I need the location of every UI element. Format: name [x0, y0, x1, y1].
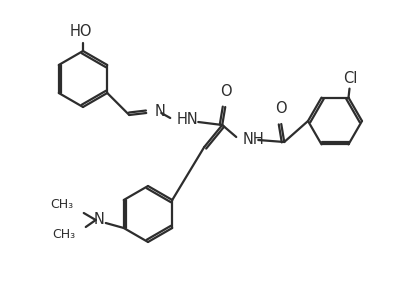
Text: N: N	[93, 212, 104, 227]
Text: Cl: Cl	[343, 71, 358, 86]
Text: O: O	[276, 101, 287, 116]
Text: NH: NH	[242, 131, 264, 147]
Text: HO: HO	[70, 24, 92, 39]
Text: HN: HN	[176, 112, 198, 127]
Text: CH₃: CH₃	[51, 199, 74, 212]
Text: O: O	[220, 84, 232, 99]
Text: N: N	[154, 105, 165, 119]
Text: CH₃: CH₃	[53, 229, 76, 242]
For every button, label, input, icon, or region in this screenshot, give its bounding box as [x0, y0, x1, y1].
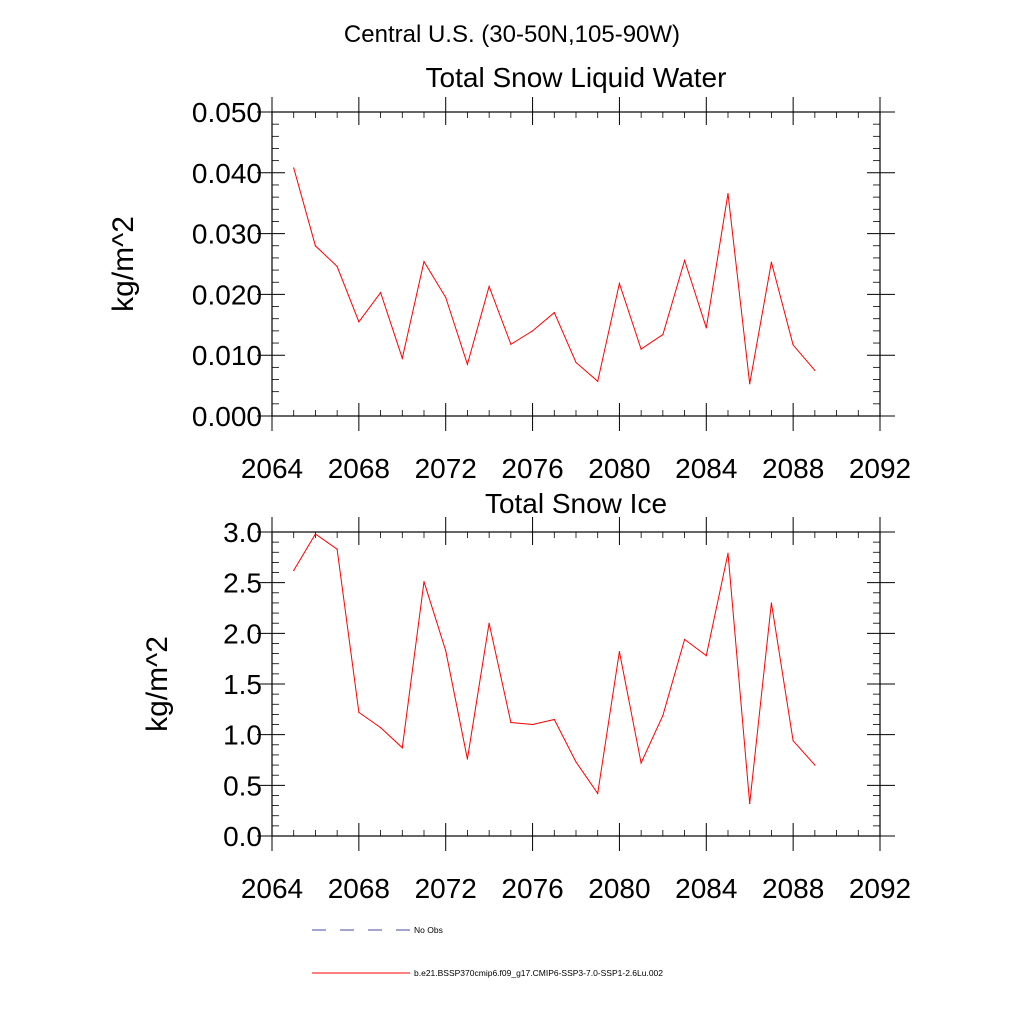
data-point [379, 726, 382, 729]
data-point [640, 762, 642, 764]
series-line [293, 533, 816, 804]
chart-title: Total Snow Liquid Water [426, 62, 727, 93]
data-point [510, 721, 512, 724]
data-point [749, 802, 751, 805]
x-tick-label: 2088 [762, 873, 824, 904]
data-point [814, 369, 816, 371]
y-tick-label: 3.0 [223, 517, 262, 548]
data-point [749, 383, 751, 385]
y-tick-label: 0.0 [223, 821, 262, 852]
y-axis-label: kg/m^2 [141, 636, 174, 732]
data-point [445, 649, 447, 652]
y-tick-label: 1.5 [223, 669, 262, 700]
chart-panel-1: Total Snow Liquid Water kg/m^2 2064 2068 207… [107, 62, 911, 484]
data-point [293, 569, 295, 572]
x-tick-label: 2072 [415, 873, 477, 904]
data-point [553, 312, 555, 314]
legend-no-obs-label: No Obs [414, 925, 443, 935]
x-tick-label: 2072 [415, 453, 477, 484]
y-tick-label: 1.0 [223, 720, 262, 751]
x-tick-label: 2076 [501, 873, 563, 904]
data-point [445, 296, 447, 299]
data-point [401, 747, 403, 749]
data-point [314, 245, 317, 247]
x-tick-label: 2088 [762, 453, 824, 484]
data-point [336, 265, 338, 268]
x-tick-label: 2084 [675, 453, 737, 484]
data-point [597, 380, 599, 382]
legend: No Obs b.e21.BSSP370cmip6.f09_g17.CMIP6-… [312, 925, 663, 978]
y-tick-label: 0.010 [192, 340, 262, 371]
data-point [401, 357, 403, 359]
data-point [792, 740, 794, 742]
y-tick-label: 0.020 [192, 279, 262, 310]
x-tick-label: 2092 [849, 453, 911, 484]
chart-title: Total Snow Ice [485, 488, 667, 519]
x-tick-label: 2080 [588, 453, 650, 484]
y-tick-label: 2.0 [223, 618, 262, 649]
data-point [423, 581, 425, 583]
data-point [683, 638, 686, 641]
x-tick-label: 2092 [849, 873, 911, 904]
data-point [379, 291, 382, 294]
y-tick-label: 0.040 [192, 158, 262, 189]
data-point [705, 655, 707, 657]
data-point [640, 348, 642, 350]
data-point [314, 533, 317, 535]
data-point [618, 282, 621, 285]
data-point [553, 718, 555, 721]
data-point [293, 167, 295, 169]
y-tick-label: 0.000 [192, 401, 262, 432]
x-tick-label: 2084 [675, 873, 737, 904]
data-point [466, 758, 469, 760]
data-point [792, 344, 794, 346]
y-axis-label: kg/m^2 [107, 216, 140, 312]
legend-model-label: b.e21.BSSP370cmip6.f09_g17.CMIP6-SSP3-7.… [414, 968, 663, 978]
data-point [597, 792, 599, 795]
x-tick-label: 2064 [241, 873, 303, 904]
chart-panel-2: Total Snow Ice kg/m^2 2064 2068 2072 2076 2080… [141, 488, 911, 904]
data-point [488, 622, 490, 624]
x-tick-label: 2068 [328, 453, 390, 484]
y-tick-label: 2.5 [223, 568, 262, 599]
x-tick-label: 2080 [588, 873, 650, 904]
series-line [293, 167, 816, 384]
data-point [488, 285, 490, 288]
data-point [618, 650, 621, 653]
data-point [705, 327, 707, 329]
data-point [662, 714, 664, 717]
data-point [575, 361, 577, 364]
data-point [727, 552, 729, 554]
data-point [423, 260, 425, 263]
data-point [770, 602, 773, 604]
data-point [662, 333, 664, 336]
figure-suptitle: Central U.S. (30-50N,105-90W) [344, 21, 680, 48]
data-point [336, 548, 338, 550]
data-point [510, 343, 512, 345]
x-tick-label: 2076 [501, 453, 563, 484]
x-tick-label: 2068 [328, 873, 390, 904]
plot-frame [271, 531, 881, 837]
data-point [531, 723, 534, 726]
data-point [727, 192, 729, 195]
data-point [358, 321, 360, 323]
data-point [531, 330, 534, 332]
x-tick-label: 2064 [241, 453, 303, 484]
data-point [683, 259, 686, 261]
y-tick-label: 0.050 [192, 97, 262, 128]
data-point [358, 711, 360, 713]
data-point [814, 764, 816, 766]
plot-frame [271, 111, 881, 417]
y-tick-label: 0.5 [223, 770, 262, 801]
data-point [466, 363, 469, 365]
data-point [575, 761, 577, 763]
data-point [770, 261, 773, 263]
y-tick-label: 0.030 [192, 219, 262, 250]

**TO BE DONE:**
Please copy out all of the records above line for line, leaving out the pictures.

**CORRECT OUTPUT:**
I need the location of every UI element. Format: name [x0, y0, x1, y1].
Text: N: N	[93, 212, 104, 227]
Text: Cl: Cl	[343, 71, 358, 86]
Text: O: O	[276, 101, 287, 116]
Text: NH: NH	[242, 131, 264, 147]
Text: HO: HO	[70, 24, 92, 39]
Text: HN: HN	[176, 112, 198, 127]
Text: CH₃: CH₃	[51, 199, 74, 212]
Text: O: O	[220, 84, 232, 99]
Text: N: N	[154, 105, 165, 119]
Text: CH₃: CH₃	[53, 229, 76, 242]
For every button, label, input, icon, or region in this screenshot, give its bounding box as [x0, y0, x1, y1].
data-point [379, 726, 382, 729]
data-point [640, 762, 642, 764]
series-line [293, 533, 816, 804]
chart-title: Total Snow Liquid Water [426, 62, 727, 93]
data-point [510, 721, 512, 724]
data-point [749, 802, 751, 805]
x-tick-label: 2088 [762, 873, 824, 904]
data-point [814, 369, 816, 371]
y-tick-label: 3.0 [223, 517, 262, 548]
data-point [749, 383, 751, 385]
y-tick-label: 0.0 [223, 821, 262, 852]
y-axis-label: kg/m^2 [141, 636, 174, 732]
data-point [445, 649, 447, 652]
y-tick-label: 1.5 [223, 669, 262, 700]
chart-panel-1: Total Snow Liquid Water kg/m^2 2064 2068 207… [107, 62, 911, 484]
data-point [293, 569, 295, 572]
x-tick-label: 2072 [415, 873, 477, 904]
data-point [553, 312, 555, 314]
legend-no-obs-label: No Obs [414, 925, 443, 935]
x-tick-label: 2072 [415, 453, 477, 484]
y-tick-label: 1.0 [223, 720, 262, 751]
x-tick-label: 2076 [501, 873, 563, 904]
data-point [445, 296, 447, 299]
data-point [401, 747, 403, 749]
data-point [314, 245, 317, 247]
x-tick-label: 2088 [762, 453, 824, 484]
data-point [336, 265, 338, 268]
x-tick-label: 2084 [675, 453, 737, 484]
data-point [597, 380, 599, 382]
legend: No Obs b.e21.BSSP370cmip6.f09_g17.CMIP6-… [312, 925, 663, 978]
y-tick-label: 0.010 [192, 340, 262, 371]
data-point [401, 357, 403, 359]
data-point [792, 740, 794, 742]
y-tick-label: 0.020 [192, 279, 262, 310]
x-tick-label: 2092 [849, 453, 911, 484]
chart-title: Total Snow Ice [485, 488, 667, 519]
x-tick-label: 2080 [588, 453, 650, 484]
y-tick-label: 2.0 [223, 618, 262, 649]
data-point [423, 581, 425, 583]
data-point [683, 638, 686, 641]
x-tick-label: 2092 [849, 873, 911, 904]
data-point [379, 291, 382, 294]
y-tick-label: 0.040 [192, 158, 262, 189]
data-point [705, 655, 707, 657]
data-point [640, 348, 642, 350]
data-point [314, 533, 317, 535]
data-point [618, 282, 621, 285]
data-point [553, 718, 555, 721]
data-point [293, 167, 295, 169]
y-tick-label: 0.000 [192, 401, 262, 432]
x-tick-label: 2084 [675, 873, 737, 904]
data-point [466, 758, 469, 760]
data-point [792, 344, 794, 346]
y-axis-label: kg/m^2 [107, 216, 140, 312]
legend-model-label: b.e21.BSSP370cmip6.f09_g17.CMIP6-SSP3-7.… [414, 968, 663, 978]
data-point [597, 792, 599, 795]
x-tick-label: 2064 [241, 873, 303, 904]
chart-panel-2: Total Snow Ice kg/m^2 2064 2068 2072 2076 2080… [141, 488, 911, 904]
data-point [488, 622, 490, 624]
x-tick-label: 2068 [328, 453, 390, 484]
y-tick-label: 2.5 [223, 568, 262, 599]
x-tick-label: 2080 [588, 873, 650, 904]
series-line [293, 167, 816, 384]
data-point [488, 285, 490, 288]
data-point [618, 650, 621, 653]
data-point [705, 327, 707, 329]
data-point [662, 714, 664, 717]
data-point [575, 361, 577, 364]
data-point [727, 552, 729, 554]
data-point [423, 260, 425, 263]
data-point [770, 602, 773, 604]
data-point [662, 333, 664, 336]
figure-suptitle: Central U.S. (30-50N,105-90W) [344, 21, 680, 48]
data-point [336, 548, 338, 550]
data-point [510, 343, 512, 345]
x-tick-label: 2076 [501, 453, 563, 484]
x-tick-label: 2068 [328, 873, 390, 904]
plot-frame [271, 531, 881, 837]
data-point [531, 723, 534, 726]
data-point [727, 192, 729, 195]
data-point [358, 321, 360, 323]
data-point [531, 330, 534, 332]
x-tick-label: 2064 [241, 453, 303, 484]
data-point [683, 259, 686, 261]
y-tick-label: 0.050 [192, 97, 262, 128]
data-point [358, 711, 360, 713]
data-point [814, 764, 816, 766]
plot-frame [271, 111, 881, 417]
y-tick-label: 0.5 [223, 770, 262, 801]
data-point [466, 363, 469, 365]
data-point [575, 761, 577, 763]
data-point [770, 261, 773, 263]
y-tick-label: 0.030 [192, 219, 262, 250]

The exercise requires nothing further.